• [Passage to read]:
Palestinians of any age killed by Israel are hailed as martyrs
Sharif al Uwasi bustled around like a good host, finding chairs for his guests and insisting that they ate, but his eyes were puffy, ringed by dark circles, and he looked as if he was carrying the heaviest burden of his life.
His son, Riad was killed by Israeli soldiers earlier this week as they raided al Bureij refugee camp in the Gaza Strip.
Riad was 11 years old and died from a bullet in the stomach.
His picture, taken a few years ago so he looked even younger than he was, smiled down on the lines of men who were sitting outside his grandfather's house in the heart of the camp.
Riad's young brother, too small to catch the grief but aware that something important had happened, tried to rise to the occasion.
He struck poses for the camera that must have seemed warrior-like to him, raising his fingers in a victory sign, and waving the Palestinian flag as father looked on, smiling weakly.
Mourning rituals in the Middle East are well developed.
Palestinians, no matter what their age, who are killed by Israel are regarded as martyrs who have died in the national struggle.
The mindset of the people here is becoming more and more frustrated, more and more desperate, more and more radical and it is all so predictable - that is the tragedy
John Ging UN official
For three days chairs are set up under awnings outside family homes and patriotic songs are played at high volume from portable speakers.
Coffee is served and so is food at mealtimes.
The men - neighbours, friends and family - stay under the street awnings, and the women sit inside, unseen by outsiders.
Sharif al Uwasi was full of despair about the future.
Life has never been easy in Gaza. It is a narrow, overcrowded strip of land, inhabited by 1.4mn Palestinians, most of whom are refugees from the land that became Israel in 1948.
But life in Gaza has got much, much worse in the last few years.
The world's biggest powers imposed sanctions against Hamas when it won elections in 2006.
They regard Hamas as a terrorist organisation and demanded, still without success, that it recognise Israel, give up violence and accept previous Palestinian agreements with the Israelis.
Jeremy Bowen looks at life inside Gaza
Since Hamas used force to take over from its Palestinian rivals Fatah last year Israel has allowed only the barest essentials into Gaza.
The result is that Gaza is being cut off from the modern world.
There is very little fuel, so the streets are full of carts pulled by horses and donkeys.
One million people, 70% of the population, live on UN food aid.

• [Input data]:

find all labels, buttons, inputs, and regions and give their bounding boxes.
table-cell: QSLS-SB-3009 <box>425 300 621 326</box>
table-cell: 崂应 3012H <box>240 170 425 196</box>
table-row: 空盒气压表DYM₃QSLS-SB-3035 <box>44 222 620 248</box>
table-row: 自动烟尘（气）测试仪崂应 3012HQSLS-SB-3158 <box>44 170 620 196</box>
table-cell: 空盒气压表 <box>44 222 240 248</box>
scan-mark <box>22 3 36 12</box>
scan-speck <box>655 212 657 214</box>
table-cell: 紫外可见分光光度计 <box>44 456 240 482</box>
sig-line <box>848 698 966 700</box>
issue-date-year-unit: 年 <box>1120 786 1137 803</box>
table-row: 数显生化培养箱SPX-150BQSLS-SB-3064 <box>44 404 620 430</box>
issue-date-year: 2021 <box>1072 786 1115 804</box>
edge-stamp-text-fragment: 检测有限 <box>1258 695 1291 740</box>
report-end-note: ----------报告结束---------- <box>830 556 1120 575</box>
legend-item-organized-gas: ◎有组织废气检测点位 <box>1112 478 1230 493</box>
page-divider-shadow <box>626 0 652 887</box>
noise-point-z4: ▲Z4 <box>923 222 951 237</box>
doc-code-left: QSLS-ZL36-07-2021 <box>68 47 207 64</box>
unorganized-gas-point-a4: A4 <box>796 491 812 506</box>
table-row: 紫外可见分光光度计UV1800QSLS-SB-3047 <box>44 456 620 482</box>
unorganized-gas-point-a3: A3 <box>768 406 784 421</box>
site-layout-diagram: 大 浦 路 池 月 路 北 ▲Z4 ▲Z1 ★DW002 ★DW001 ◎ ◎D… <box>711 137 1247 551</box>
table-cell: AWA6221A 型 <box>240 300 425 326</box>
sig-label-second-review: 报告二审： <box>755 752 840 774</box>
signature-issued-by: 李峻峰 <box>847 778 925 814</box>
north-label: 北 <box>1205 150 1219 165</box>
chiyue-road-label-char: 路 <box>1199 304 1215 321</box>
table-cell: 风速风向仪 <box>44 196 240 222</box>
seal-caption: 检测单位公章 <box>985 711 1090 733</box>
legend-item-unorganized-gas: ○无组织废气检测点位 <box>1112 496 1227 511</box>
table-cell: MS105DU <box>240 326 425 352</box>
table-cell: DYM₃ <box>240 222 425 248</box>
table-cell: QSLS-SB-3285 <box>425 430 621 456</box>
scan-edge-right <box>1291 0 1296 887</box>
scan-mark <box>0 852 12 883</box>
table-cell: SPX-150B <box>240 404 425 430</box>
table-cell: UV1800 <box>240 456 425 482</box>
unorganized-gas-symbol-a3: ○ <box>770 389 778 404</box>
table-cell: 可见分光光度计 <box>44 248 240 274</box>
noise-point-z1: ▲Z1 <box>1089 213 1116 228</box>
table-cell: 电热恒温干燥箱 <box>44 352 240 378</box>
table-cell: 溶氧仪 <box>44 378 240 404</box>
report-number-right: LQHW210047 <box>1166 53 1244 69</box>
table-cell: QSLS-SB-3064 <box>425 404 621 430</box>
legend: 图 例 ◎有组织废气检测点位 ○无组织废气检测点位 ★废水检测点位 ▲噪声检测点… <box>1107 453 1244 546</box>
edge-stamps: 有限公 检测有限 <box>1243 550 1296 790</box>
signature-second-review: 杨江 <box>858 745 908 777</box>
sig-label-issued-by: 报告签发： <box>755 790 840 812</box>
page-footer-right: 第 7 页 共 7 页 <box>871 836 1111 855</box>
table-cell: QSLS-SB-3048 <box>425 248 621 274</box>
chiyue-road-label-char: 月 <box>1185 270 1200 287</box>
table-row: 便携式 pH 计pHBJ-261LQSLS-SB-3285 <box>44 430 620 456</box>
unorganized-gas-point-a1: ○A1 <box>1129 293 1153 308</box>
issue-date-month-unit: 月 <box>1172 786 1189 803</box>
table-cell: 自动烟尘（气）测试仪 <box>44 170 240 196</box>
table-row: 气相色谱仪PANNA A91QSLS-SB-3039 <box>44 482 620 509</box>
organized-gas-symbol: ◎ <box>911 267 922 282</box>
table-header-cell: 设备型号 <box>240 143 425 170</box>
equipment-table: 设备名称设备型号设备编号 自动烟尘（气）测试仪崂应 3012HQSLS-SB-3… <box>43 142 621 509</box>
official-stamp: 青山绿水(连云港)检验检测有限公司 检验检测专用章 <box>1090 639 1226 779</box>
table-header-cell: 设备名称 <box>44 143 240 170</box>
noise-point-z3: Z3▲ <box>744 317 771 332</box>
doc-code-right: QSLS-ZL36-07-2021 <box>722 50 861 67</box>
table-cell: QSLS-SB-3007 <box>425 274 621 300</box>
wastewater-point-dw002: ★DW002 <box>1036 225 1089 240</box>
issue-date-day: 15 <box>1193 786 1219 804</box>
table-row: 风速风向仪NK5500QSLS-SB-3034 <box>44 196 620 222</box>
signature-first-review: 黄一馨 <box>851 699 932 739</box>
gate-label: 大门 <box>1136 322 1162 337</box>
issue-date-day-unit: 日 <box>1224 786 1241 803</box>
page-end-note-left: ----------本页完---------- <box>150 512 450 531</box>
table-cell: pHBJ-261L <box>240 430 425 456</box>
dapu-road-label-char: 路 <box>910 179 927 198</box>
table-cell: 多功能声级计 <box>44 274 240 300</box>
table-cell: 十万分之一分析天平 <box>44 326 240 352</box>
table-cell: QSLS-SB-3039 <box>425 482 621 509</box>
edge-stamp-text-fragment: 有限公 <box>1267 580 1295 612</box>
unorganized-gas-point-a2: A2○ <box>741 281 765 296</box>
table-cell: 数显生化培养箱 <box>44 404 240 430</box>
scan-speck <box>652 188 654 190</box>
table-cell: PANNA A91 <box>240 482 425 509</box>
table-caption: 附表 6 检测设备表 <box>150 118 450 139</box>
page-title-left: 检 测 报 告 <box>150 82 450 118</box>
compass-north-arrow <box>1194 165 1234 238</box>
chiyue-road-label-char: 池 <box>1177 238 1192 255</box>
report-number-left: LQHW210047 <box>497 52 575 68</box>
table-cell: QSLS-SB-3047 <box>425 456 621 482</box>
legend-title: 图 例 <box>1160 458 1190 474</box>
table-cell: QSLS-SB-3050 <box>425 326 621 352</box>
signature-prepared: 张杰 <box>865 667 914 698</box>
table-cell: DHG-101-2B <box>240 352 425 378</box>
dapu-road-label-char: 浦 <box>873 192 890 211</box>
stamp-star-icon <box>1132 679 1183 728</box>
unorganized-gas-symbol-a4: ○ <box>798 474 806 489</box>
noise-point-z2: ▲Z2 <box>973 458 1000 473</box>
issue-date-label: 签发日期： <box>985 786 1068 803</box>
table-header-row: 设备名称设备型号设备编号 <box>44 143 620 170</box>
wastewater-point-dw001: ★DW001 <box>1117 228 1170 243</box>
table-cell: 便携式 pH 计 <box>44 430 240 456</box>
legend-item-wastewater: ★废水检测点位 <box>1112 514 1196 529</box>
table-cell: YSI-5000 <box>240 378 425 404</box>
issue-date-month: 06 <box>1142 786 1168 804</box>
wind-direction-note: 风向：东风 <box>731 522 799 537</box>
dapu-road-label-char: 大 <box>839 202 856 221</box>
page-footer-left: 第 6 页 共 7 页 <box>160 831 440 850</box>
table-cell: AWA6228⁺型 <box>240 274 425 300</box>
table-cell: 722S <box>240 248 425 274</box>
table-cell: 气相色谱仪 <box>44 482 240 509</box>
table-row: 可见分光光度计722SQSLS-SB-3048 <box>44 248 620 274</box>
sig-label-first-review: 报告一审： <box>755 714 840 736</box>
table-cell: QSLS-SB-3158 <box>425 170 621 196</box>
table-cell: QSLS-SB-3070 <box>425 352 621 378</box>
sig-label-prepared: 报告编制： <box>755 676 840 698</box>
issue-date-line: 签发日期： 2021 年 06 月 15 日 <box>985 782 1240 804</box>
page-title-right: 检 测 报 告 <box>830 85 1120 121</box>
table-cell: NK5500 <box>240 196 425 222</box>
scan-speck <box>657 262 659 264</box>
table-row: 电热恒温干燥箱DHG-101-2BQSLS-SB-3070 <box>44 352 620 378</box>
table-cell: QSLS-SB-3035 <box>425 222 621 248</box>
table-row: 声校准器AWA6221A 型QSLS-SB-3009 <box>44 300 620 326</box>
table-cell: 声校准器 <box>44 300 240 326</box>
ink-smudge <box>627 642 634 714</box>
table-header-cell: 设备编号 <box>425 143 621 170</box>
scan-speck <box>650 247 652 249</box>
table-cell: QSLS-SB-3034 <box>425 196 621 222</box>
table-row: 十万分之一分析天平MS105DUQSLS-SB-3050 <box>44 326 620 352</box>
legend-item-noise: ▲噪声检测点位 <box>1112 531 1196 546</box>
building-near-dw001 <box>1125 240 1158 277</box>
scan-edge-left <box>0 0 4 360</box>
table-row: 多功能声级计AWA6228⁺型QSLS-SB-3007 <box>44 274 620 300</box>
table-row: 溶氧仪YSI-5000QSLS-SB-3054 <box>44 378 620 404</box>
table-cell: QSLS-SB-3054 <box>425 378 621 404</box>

• [Requirements]:
1. In the entries, edit everything from the very first line down to and including the line with "table-cell: 可见分光光度计 <box>44 248 240 274</box>" so that "scan-mark" becomes "scan-dot", with all else left as it is.
2. Pick up the article on Gaza after its last sentence and keep it going.

• [Results]:
1.
find all labels, buttons, inputs, and regions and give their bounding boxes.
table-cell: QSLS-SB-3009 <box>425 300 621 326</box>
table-cell: 崂应 3012H <box>240 170 425 196</box>
table-row: 空盒气压表DYM₃QSLS-SB-3035 <box>44 222 620 248</box>
table-row: 自动烟尘（气）测试仪崂应 3012HQSLS-SB-3158 <box>44 170 620 196</box>
table-cell: 空盒气压表 <box>44 222 240 248</box>
scan-dot <box>22 3 36 12</box>
scan-speck <box>655 212 657 214</box>
table-cell: 紫外可见分光光度计 <box>44 456 240 482</box>
sig-line <box>848 698 966 700</box>
issue-date-year-unit: 年 <box>1120 786 1137 803</box>
table-row: 数显生化培养箱SPX-150BQSLS-SB-3064 <box>44 404 620 430</box>
issue-date-year: 2021 <box>1072 786 1115 804</box>
edge-stamp-text-fragment: 检测有限 <box>1258 695 1291 740</box>
report-end-note: ----------报告结束---------- <box>830 556 1120 575</box>
legend-item-organized-gas: ◎有组织废气检测点位 <box>1112 478 1230 493</box>
page-divider-shadow <box>626 0 652 887</box>
noise-point-z4: ▲Z4 <box>923 222 951 237</box>
doc-code-left: QSLS-ZL36-07-2021 <box>68 47 207 64</box>
unorganized-gas-point-a4: A4 <box>796 491 812 506</box>
table-row: 紫外可见分光光度计UV1800QSLS-SB-3047 <box>44 456 620 482</box>
unorganized-gas-point-a3: A3 <box>768 406 784 421</box>
site-layout-diagram: 大 浦 路 池 月 路 北 ▲Z4 ▲Z1 ★DW002 ★DW001 ◎ ◎D… <box>711 137 1247 551</box>
table-cell: AWA6221A 型 <box>240 300 425 326</box>
sig-label-second-review: 报告二审： <box>755 752 840 774</box>
signature-issued-by: 李峻峰 <box>847 778 925 814</box>
north-label: 北 <box>1205 150 1219 165</box>
chiyue-road-label-char: 路 <box>1199 304 1215 321</box>
table-cell: 风速风向仪 <box>44 196 240 222</box>
seal-caption: 检测单位公章 <box>985 711 1090 733</box>
legend-item-unorganized-gas: ○无组织废气检测点位 <box>1112 496 1227 511</box>
table-cell: MS105DU <box>240 326 425 352</box>
table-cell: DYM₃ <box>240 222 425 248</box>
table-cell: QSLS-SB-3285 <box>425 430 621 456</box>
scan-edge-right <box>1291 0 1296 887</box>
scan-dot <box>0 852 12 883</box>
table-cell: SPX-150B <box>240 404 425 430</box>
table-cell: UV1800 <box>240 456 425 482</box>
unorganized-gas-symbol-a3: ○ <box>770 389 778 404</box>
table-cell: 可见分光光度计 <box>44 248 240 274</box>

2.
The economy has collapsed - 87% of private businesses have gone bust - but while the people get poorer, Hamas, the target of the sanctions, is, if anything stronger.
John Ging, who runs the Gaza operations of UNRWA, the UN agency that looks after Palestinian refugees, stood in a crowd of flour-dusted people at a food distribution, very frustrated about the international policy of isolating Gaza.
"The policy is failing because it is creating conditions on the ground that are not conducive to a peace process.
"The mindset of the people here is becoming more and more frustrated, more and more desperate, more and more radical and it is all so predictable - that is the tragedy."
Gazans, who are tough and resourceful people, are suffering severe privations.
Most of them describe their home as the biggest prison in the world, and when you enter it from Israel it is hard to disagree.
A visitor to Gaza steps out of an affluent landscape, of fields where at this time of year crops are being harvested, into the Israeli border terminal, echoing and empty because so few people are allowed in and out.
After your passport is stamped you walk out through a series of steel doors which are unlocked by a remote hi-tech control centre, until the last one slides open.
Israeli forces moved in near Bureij late last week
The land ahead is blasted and empty, flattened by Israeli combat bulldozers to give the soldiers on the high concrete wall a clear field of fire.
Israel argues that the pain it has inflicted on Gaza is necessary to protect its own people, particularly those in the border town of Sderot, who have the misfortune to live hard up against the border with Gaza.
They have had to endure years of rocket fire, which have made their town a frightening, battered, and occasionally lethal place.
But the lesson of the last few years is that the pain on either side of the border is increasing, not decreasing.
More and more voices are saying that it is time for a change, for a different kind of policy that would aim for a mutual and lasting ceasefire, and the reopening of Gaza's borders.
A major reason that has not been tried up to now is that it means doing business, directly or indirectly, with Hamas, and accepting its control of Gaza as a fact of life.
"Well, isn't it fact of life in the Middle East?" asked Yuli Tamir, the Israeli minister of education and one of the founders of the campaign group Peace Now, when I put the point to her in Jerusalem.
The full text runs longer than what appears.